Please output the records below in full, exactly as given, but without the images.
===== TASK INPUTS
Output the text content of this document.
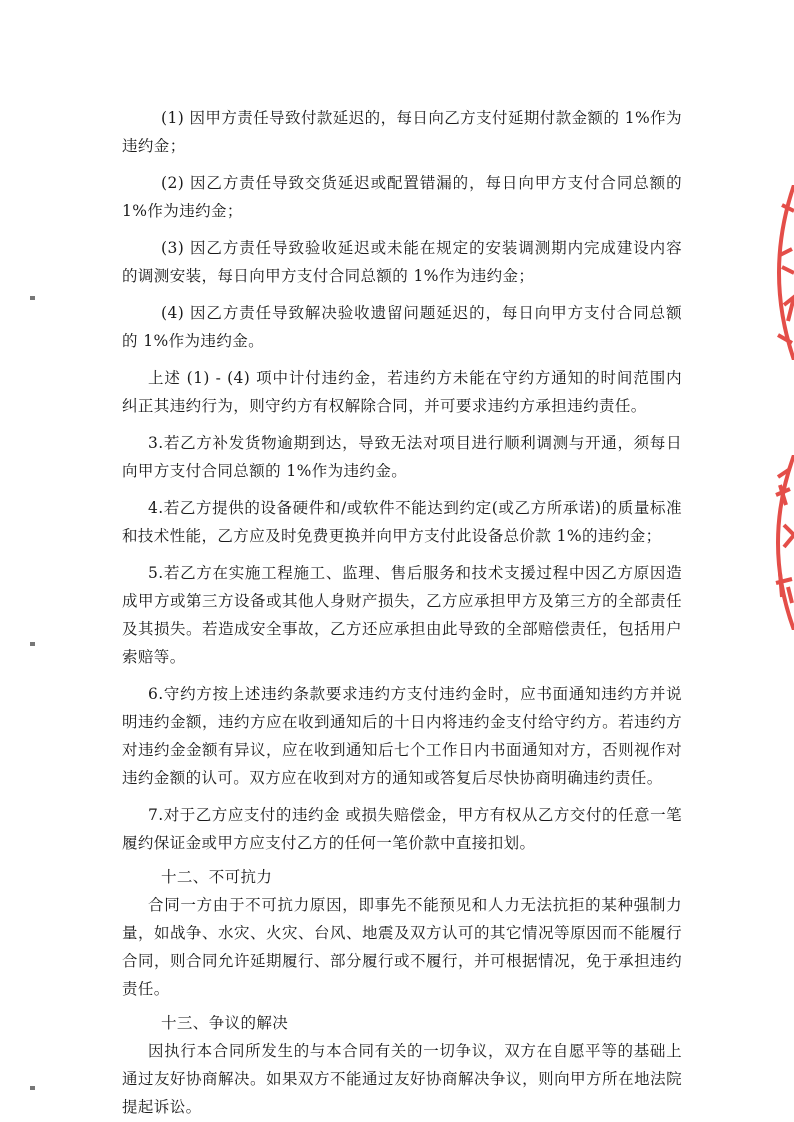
(1) 因甲方责任导致付款延迟的，每日向乙方支付延期付款金额的 1%作为违约金；

(2) 因乙方责任导致交货延迟或配置错漏的，每日向甲方支付合同总额的 1%作为违约金；

(3) 因乙方责任导致验收延迟或未能在规定的安装调测期内完成建设内容的调测安装，每日向甲方支付合同总额的 1%作为违约金；

(4) 因乙方责任导致解决验收遗留问题延迟的，每日向甲方支付合同总额的 1%作为违约金。

上述 (1) - (4) 项中计付违约金，若违约方未能在守约方通知的时间范围内纠正其违约行为，则守约方有权解除合同，并可要求违约方承担违约责任。

3.若乙方补发货物逾期到达，导致无法对项目进行顺利调测与开通，须每日向甲方支付合同总额的 1%作为违约金。

4.若乙方提供的设备硬件和/或软件不能达到约定(或乙方所承诺)的质量标准和技术性能，乙方应及时免费更换并向甲方支付此设备总价款 1%的违约金；

5.若乙方在实施工程施工、监理、售后服务和技术支援过程中因乙方原因造成甲方或第三方设备或其他人身财产损失，乙方应承担甲方及第三方的全部责任及其损失。若造成安全事故，乙方还应承担由此导致的全部赔偿责任，包括用户索赔等。

6.守约方按上述违约条款要求违约方支付违约金时，应书面通知违约方并说明违约金额，违约方应在收到通知后的十日内将违约金支付给守约方。若违约方对违约金金额有异议，应在收到通知后七个工作日内书面通知对方，否则视作对违约金额的认可。双方应在收到对方的通知或答复后尽快协商明确违约责任。

7.对于乙方应支付的违约金 或损失赔偿金，甲方有权从乙方交付的任意一笔履约保证金或甲方应支付乙方的任何一笔价款中直接扣划。

十二、不可抗力

合同一方由于不可抗力原因，即事先不能预见和人力无法抗拒的某种强制力量，如战争、水灾、火灾、台风、地震及双方认可的其它情况等原因而不能履行合同，则合同允许延期履行、部分履行或不履行，并可根据情况，免于承担违约责任。

十三、争议的解决

因执行本合同所发生的与本合同有关的一切争议，双方在自愿平等的基础上通过友好协商解决。如果双方不能通过友好协商解决争议，则向甲方所在地法院提起诉讼。
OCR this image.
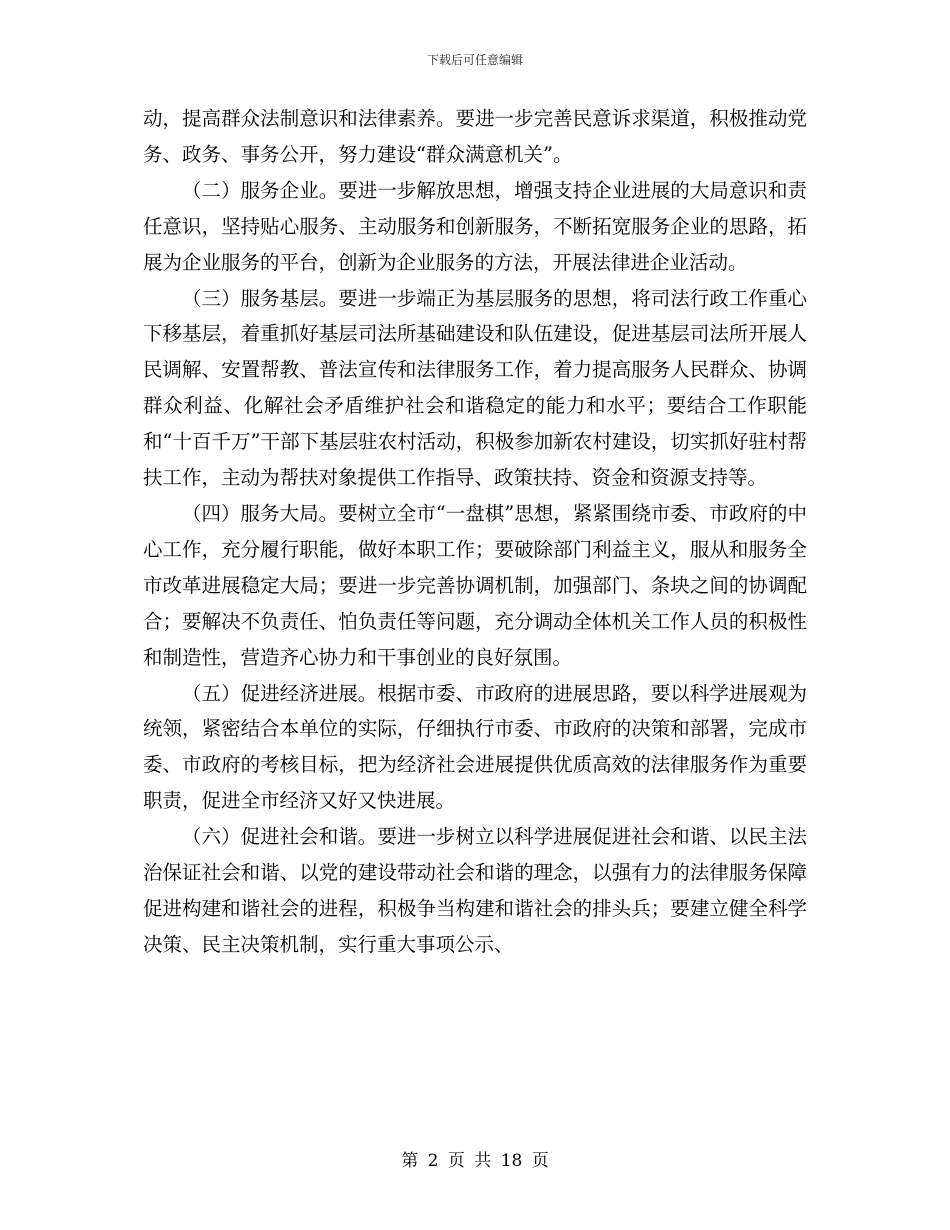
下载后可任意编辑

动，提高群众法制意识和法律素养。要进一步完善民意诉求渠道，积极推动党务、政务、事务公开，努力建设“群众满意机关”。

（二）服务企业。要进一步解放思想，增强支持企业进展的大局意识和责任意识，坚持贴心服务、主动服务和创新服务，不断拓宽服务企业的思路，拓展为企业服务的平台，创新为企业服务的方法，开展法律进企业活动。

（三）服务基层。要进一步端正为基层服务的思想，将司法行政工作重心下移基层，着重抓好基层司法所基础建设和队伍建设，促进基层司法所开展人民调解、安置帮教、普法宣传和法律服务工作，着力提高服务人民群众、协调群众利益、化解社会矛盾维护社会和谐稳定的能力和水平；要结合工作职能和“十百千万”干部下基层驻农村活动，积极参加新农村建设，切实抓好驻村帮扶工作，主动为帮扶对象提供工作指导、政策扶持、资金和资源支持等。

（四）服务大局。要树立全市“一盘棋”思想，紧紧围绕市委、市政府的中心工作，充分履行职能，做好本职工作；要破除部门利益主义，服从和服务全市改革进展稳定大局；要进一步完善协调机制，加强部门、条块之间的协调配合；要解决不负责任、怕负责任等问题，充分调动全体机关工作人员的积极性和制造性，营造齐心协力和干事创业的良好氛围。

（五）促进经济进展。根据市委、市政府的进展思路，要以科学进展观为统领，紧密结合本单位的实际，仔细执行市委、市政府的决策和部署，完成市委、市政府的考核目标，把为经济社会进展提供优质高效的法律服务作为重要职责，促进全市经济又好又快进展。

（六）促进社会和谐。要进一步树立以科学进展促进社会和谐、以民主法治保证社会和谐、以党的建设带动社会和谐的理念，以强有力的法律服务保障促进构建和谐社会的进程，积极争当构建和谐社会的排头兵；要建立健全科学决策、民主决策机制，实行重大事项公示、

第 2 页 共 18 页
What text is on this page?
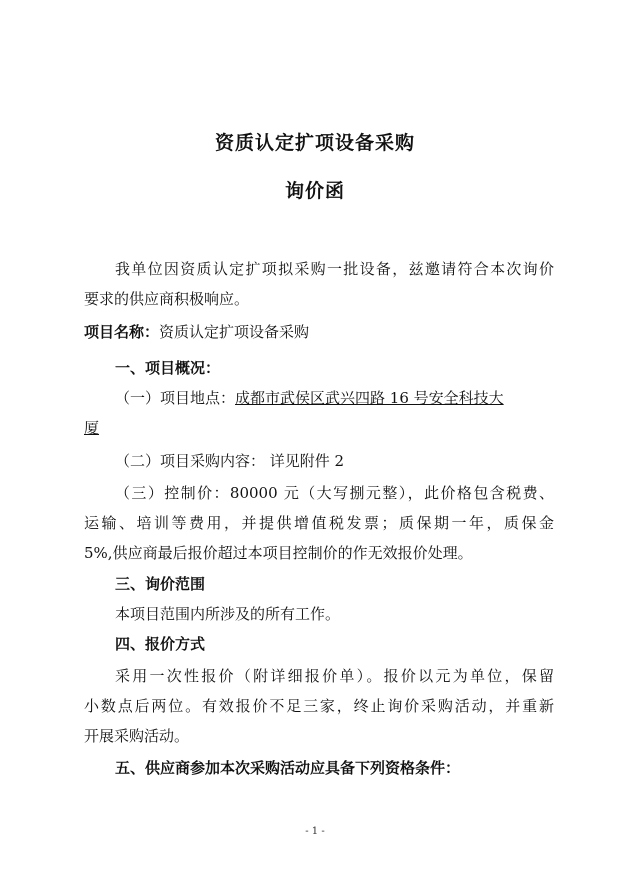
资质认定扩项设备采购
询价函
我单位因资质认定扩项拟采购一批设备，兹邀请符合本次询价
要求的供应商积极响应。
项目名称：资质认定扩项设备采购
一、项目概况：
（一）项目地点：成都市武侯区武兴四路 16 号安全科技大
厦
（二）项目采购内容： 详见附件 2
（三）控制价：80000 元（大写捌元整），此价格包含税费、
运输、培训等费用，并提供增值税发票；质保期一年，质保金
5%,供应商最后报价超过本项目控制价的作无效报价处理。
三、询价范围
本项目范围内所涉及的所有工作。
四、报价方式
采用一次性报价（附详细报价单）。报价以元为单位，保留
小数点后两位。有效报价不足三家，终止询价采购活动，并重新
开展采购活动。
五、供应商参加本次采购活动应具备下列资格条件：
- 1 -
==========
● SOLUTION:
Output the text content of this document.
(1) 因甲方责任导致付款延迟的，每日向乙方支付延期付款金额的 1%作为违约金；

(2) 因乙方责任导致交货延迟或配置错漏的，每日向甲方支付合同总额的 1%作为违约金；

(3) 因乙方责任导致验收延迟或未能在规定的安装调测期内完成建设内容的调测安装，每日向甲方支付合同总额的 1%作为违约金；

(4) 因乙方责任导致解决验收遗留问题延迟的，每日向甲方支付合同总额的 1%作为违约金。

上述 (1) - (4) 项中计付违约金，若违约方未能在守约方通知的时间范围内纠正其违约行为，则守约方有权解除合同，并可要求违约方承担违约责任。

3.若乙方补发货物逾期到达，导致无法对项目进行顺利调测与开通，须每日向甲方支付合同总额的 1%作为违约金。

4.若乙方提供的设备硬件和/或软件不能达到约定(或乙方所承诺)的质量标准和技术性能，乙方应及时免费更换并向甲方支付此设备总价款 1%的违约金；

5.若乙方在实施工程施工、监理、售后服务和技术支援过程中因乙方原因造成甲方或第三方设备或其他人身财产损失，乙方应承担甲方及第三方的全部责任及其损失。若造成安全事故，乙方还应承担由此导致的全部赔偿责任，包括用户索赔等。

6.守约方按上述违约条款要求违约方支付违约金时，应书面通知违约方并说明违约金额，违约方应在收到通知后的十日内将违约金支付给守约方。若违约方对违约金金额有异议，应在收到通知后七个工作日内书面通知对方，否则视作对违约金额的认可。双方应在收到对方的通知或答复后尽快协商明确违约责任。

7.对于乙方应支付的违约金 或损失赔偿金，甲方有权从乙方交付的任意一笔履约保证金或甲方应支付乙方的任何一笔价款中直接扣划。

十二、不可抗力

合同一方由于不可抗力原因，即事先不能预见和人力无法抗拒的某种强制力量，如战争、水灾、火灾、台风、地震及双方认可的其它情况等原因而不能履行合同，则合同允许延期履行、部分履行或不履行，并可根据情况，免于承担违约责任。

十三、争议的解决

因执行本合同所发生的与本合同有关的一切争议，双方在自愿平等的基础上通过友好协商解决。如果双方不能通过友好协商解决争议，则向甲方所在地法院提起诉讼。
OCR this image.
下载后可任意编辑

动，提高群众法制意识和法律素养。要进一步完善民意诉求渠道，积极推动党务、政务、事务公开，努力建设“群众满意机关”。

（二）服务企业。要进一步解放思想，增强支持企业进展的大局意识和责任意识，坚持贴心服务、主动服务和创新服务，不断拓宽服务企业的思路，拓展为企业服务的平台，创新为企业服务的方法，开展法律进企业活动。

（三）服务基层。要进一步端正为基层服务的思想，将司法行政工作重心下移基层，着重抓好基层司法所基础建设和队伍建设，促进基层司法所开展人民调解、安置帮教、普法宣传和法律服务工作，着力提高服务人民群众、协调群众利益、化解社会矛盾维护社会和谐稳定的能力和水平；要结合工作职能和“十百千万”干部下基层驻农村活动，积极参加新农村建设，切实抓好驻村帮扶工作，主动为帮扶对象提供工作指导、政策扶持、资金和资源支持等。

（四）服务大局。要树立全市“一盘棋”思想，紧紧围绕市委、市政府的中心工作，充分履行职能，做好本职工作；要破除部门利益主义，服从和服务全市改革进展稳定大局；要进一步完善协调机制，加强部门、条块之间的协调配合；要解决不负责任、怕负责任等问题，充分调动全体机关工作人员的积极性和制造性，营造齐心协力和干事创业的良好氛围。

（五）促进经济进展。根据市委、市政府的进展思路，要以科学进展观为统领，紧密结合本单位的实际，仔细执行市委、市政府的决策和部署，完成市委、市政府的考核目标，把为经济社会进展提供优质高效的法律服务作为重要职责，促进全市经济又好又快进展。

（六）促进社会和谐。要进一步树立以科学进展促进社会和谐、以民主法治保证社会和谐、以党的建设带动社会和谐的理念，以强有力的法律服务保障促进构建和谐社会的进程，积极争当构建和谐社会的排头兵；要建立健全科学决策、民主决策机制，实行重大事项公示、

第 2 页 共 18 页
What text is on this page?
资质认定扩项设备采购
询价函
我单位因资质认定扩项拟采购一批设备，兹邀请符合本次询价
要求的供应商积极响应。
项目名称：资质认定扩项设备采购
一、项目概况：
（一）项目地点：成都市武侯区武兴四路 16 号安全科技大
厦
（二）项目采购内容： 详见附件 2
（三）控制价：80000 元（大写捌元整），此价格包含税费、
运输、培训等费用，并提供增值税发票；质保期一年，质保金
5%,供应商最后报价超过本项目控制价的作无效报价处理。
三、询价范围
本项目范围内所涉及的所有工作。
四、报价方式
采用一次性报价（附详细报价单）。报价以元为单位，保留
小数点后两位。有效报价不足三家，终止询价采购活动，并重新
开展采购活动。
五、供应商参加本次采购活动应具备下列资格条件：
- 1 -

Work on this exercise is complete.